**DIRECTIONS FOR THIS TASK**
Reproduce every line of the items below without changing anything.
--- Begin ---
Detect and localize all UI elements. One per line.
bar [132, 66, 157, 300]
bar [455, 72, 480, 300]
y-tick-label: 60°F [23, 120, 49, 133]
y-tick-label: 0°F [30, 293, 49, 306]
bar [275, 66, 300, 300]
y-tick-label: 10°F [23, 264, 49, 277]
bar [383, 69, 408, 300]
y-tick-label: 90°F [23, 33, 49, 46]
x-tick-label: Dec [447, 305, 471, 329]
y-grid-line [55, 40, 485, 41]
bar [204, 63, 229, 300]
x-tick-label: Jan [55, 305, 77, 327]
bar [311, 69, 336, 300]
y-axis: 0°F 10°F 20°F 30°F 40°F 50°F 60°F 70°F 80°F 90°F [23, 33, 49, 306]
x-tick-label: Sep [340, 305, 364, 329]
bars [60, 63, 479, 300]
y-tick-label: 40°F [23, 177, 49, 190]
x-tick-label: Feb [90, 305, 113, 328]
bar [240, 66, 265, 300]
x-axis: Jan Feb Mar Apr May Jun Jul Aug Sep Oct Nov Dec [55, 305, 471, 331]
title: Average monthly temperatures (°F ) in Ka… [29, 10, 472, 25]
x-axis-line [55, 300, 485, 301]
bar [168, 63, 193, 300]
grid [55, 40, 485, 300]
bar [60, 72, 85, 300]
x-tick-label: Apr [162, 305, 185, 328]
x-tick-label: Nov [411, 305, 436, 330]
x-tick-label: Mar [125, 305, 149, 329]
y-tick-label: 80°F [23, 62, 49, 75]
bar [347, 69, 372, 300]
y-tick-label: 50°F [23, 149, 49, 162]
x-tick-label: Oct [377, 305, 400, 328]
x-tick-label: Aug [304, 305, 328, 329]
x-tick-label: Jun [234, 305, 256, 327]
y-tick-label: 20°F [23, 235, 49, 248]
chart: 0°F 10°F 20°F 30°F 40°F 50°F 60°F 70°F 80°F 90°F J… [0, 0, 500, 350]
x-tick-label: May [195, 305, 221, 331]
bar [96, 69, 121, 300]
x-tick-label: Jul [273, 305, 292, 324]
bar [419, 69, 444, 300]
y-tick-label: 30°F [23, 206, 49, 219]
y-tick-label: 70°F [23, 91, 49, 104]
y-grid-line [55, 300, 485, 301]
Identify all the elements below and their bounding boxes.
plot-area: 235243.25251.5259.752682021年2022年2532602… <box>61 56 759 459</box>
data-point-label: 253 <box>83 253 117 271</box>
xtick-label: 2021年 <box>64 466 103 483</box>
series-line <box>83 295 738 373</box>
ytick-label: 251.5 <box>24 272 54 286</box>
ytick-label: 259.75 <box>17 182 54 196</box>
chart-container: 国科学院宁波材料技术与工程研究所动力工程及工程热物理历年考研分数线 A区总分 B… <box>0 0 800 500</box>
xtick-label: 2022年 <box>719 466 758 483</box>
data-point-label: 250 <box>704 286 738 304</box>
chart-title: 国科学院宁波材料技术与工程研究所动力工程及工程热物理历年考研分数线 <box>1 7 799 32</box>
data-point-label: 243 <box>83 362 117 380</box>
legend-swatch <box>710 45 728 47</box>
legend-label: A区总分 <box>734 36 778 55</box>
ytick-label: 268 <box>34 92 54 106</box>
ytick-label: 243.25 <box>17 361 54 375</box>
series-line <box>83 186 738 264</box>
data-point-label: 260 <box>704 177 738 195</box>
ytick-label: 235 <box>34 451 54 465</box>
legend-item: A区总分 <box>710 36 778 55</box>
--- End ---
**RESULT**
Detect and localize all UI elements. One per line.
bar [132, 66, 157, 300]
bar [455, 72, 480, 300]
y-tick-label: 60°F [23, 120, 49, 133]
y-tick-label: 0°F [30, 293, 49, 306]
bar [275, 66, 300, 300]
y-tick-label: 10°F [23, 264, 49, 277]
bar [383, 69, 408, 300]
y-tick-label: 90°F [23, 33, 49, 46]
x-tick-label: Dec [447, 305, 471, 329]
y-grid-line [55, 40, 485, 41]
bar [204, 63, 229, 300]
x-tick-label: Jan [55, 305, 77, 327]
bar [311, 69, 336, 300]
y-axis: 0°F 10°F 20°F 30°F 40°F 50°F 60°F 70°F 80°F 90°F [23, 33, 49, 306]
x-tick-label: Sep [340, 305, 364, 329]
bars [60, 63, 479, 300]
y-tick-label: 40°F [23, 177, 49, 190]
x-tick-label: Feb [90, 305, 113, 328]
bar [240, 66, 265, 300]
x-axis: Jan Feb Mar Apr May Jun Jul Aug Sep Oct Nov Dec [55, 305, 471, 331]
title: Average monthly temperatures (°F ) in Ka… [29, 10, 472, 25]
x-axis-line [55, 300, 485, 301]
bar [168, 63, 193, 300]
grid [55, 40, 485, 300]
bar [60, 72, 85, 300]
x-tick-label: Apr [162, 305, 185, 328]
x-tick-label: Nov [411, 305, 436, 330]
x-tick-label: Mar [125, 305, 149, 329]
y-tick-label: 80°F [23, 62, 49, 75]
bar [347, 69, 372, 300]
y-tick-label: 50°F [23, 149, 49, 162]
x-tick-label: Oct [377, 305, 400, 328]
x-tick-label: Aug [304, 305, 328, 329]
x-tick-label: Jun [234, 305, 256, 327]
y-tick-label: 20°F [23, 235, 49, 248]
chart: 0°F 10°F 20°F 30°F 40°F 50°F 60°F 70°F 80°F 90°F J… [0, 0, 500, 350]
x-tick-label: May [195, 305, 221, 331]
bar [96, 69, 121, 300]
x-tick-label: Jul [273, 305, 292, 324]
bar [419, 69, 444, 300]
y-tick-label: 30°F [23, 206, 49, 219]
y-tick-label: 70°F [23, 91, 49, 104]
y-grid-line [55, 300, 485, 301]
Identify all the elements below and their bounding boxes.
plot-area: 235243.25251.5259.752682021年2022年2532602… <box>61 56 759 459</box>
data-point-label: 253 <box>83 253 117 271</box>
xtick-label: 2021年 <box>64 466 103 483</box>
series-line <box>83 295 738 373</box>
ytick-label: 251.5 <box>24 272 54 286</box>
ytick-label: 259.75 <box>17 182 54 196</box>
chart-container: 国科学院宁波材料技术与工程研究所动力工程及工程热物理历年考研分数线 A区总分 B… <box>0 0 800 500</box>
xtick-label: 2022年 <box>719 466 758 483</box>
data-point-label: 250 <box>704 286 738 304</box>
chart-title: 国科学院宁波材料技术与工程研究所动力工程及工程热物理历年考研分数线 <box>1 7 799 32</box>
data-point-label: 243 <box>83 362 117 380</box>
legend-swatch <box>710 45 728 47</box>
legend-label: A区总分 <box>734 36 778 55</box>
ytick-label: 268 <box>34 92 54 106</box>
ytick-label: 243.25 <box>17 361 54 375</box>
series-line <box>83 186 738 264</box>
data-point-label: 260 <box>704 177 738 195</box>
ytick-label: 235 <box>34 451 54 465</box>
legend-item: A区总分 <box>710 36 778 55</box>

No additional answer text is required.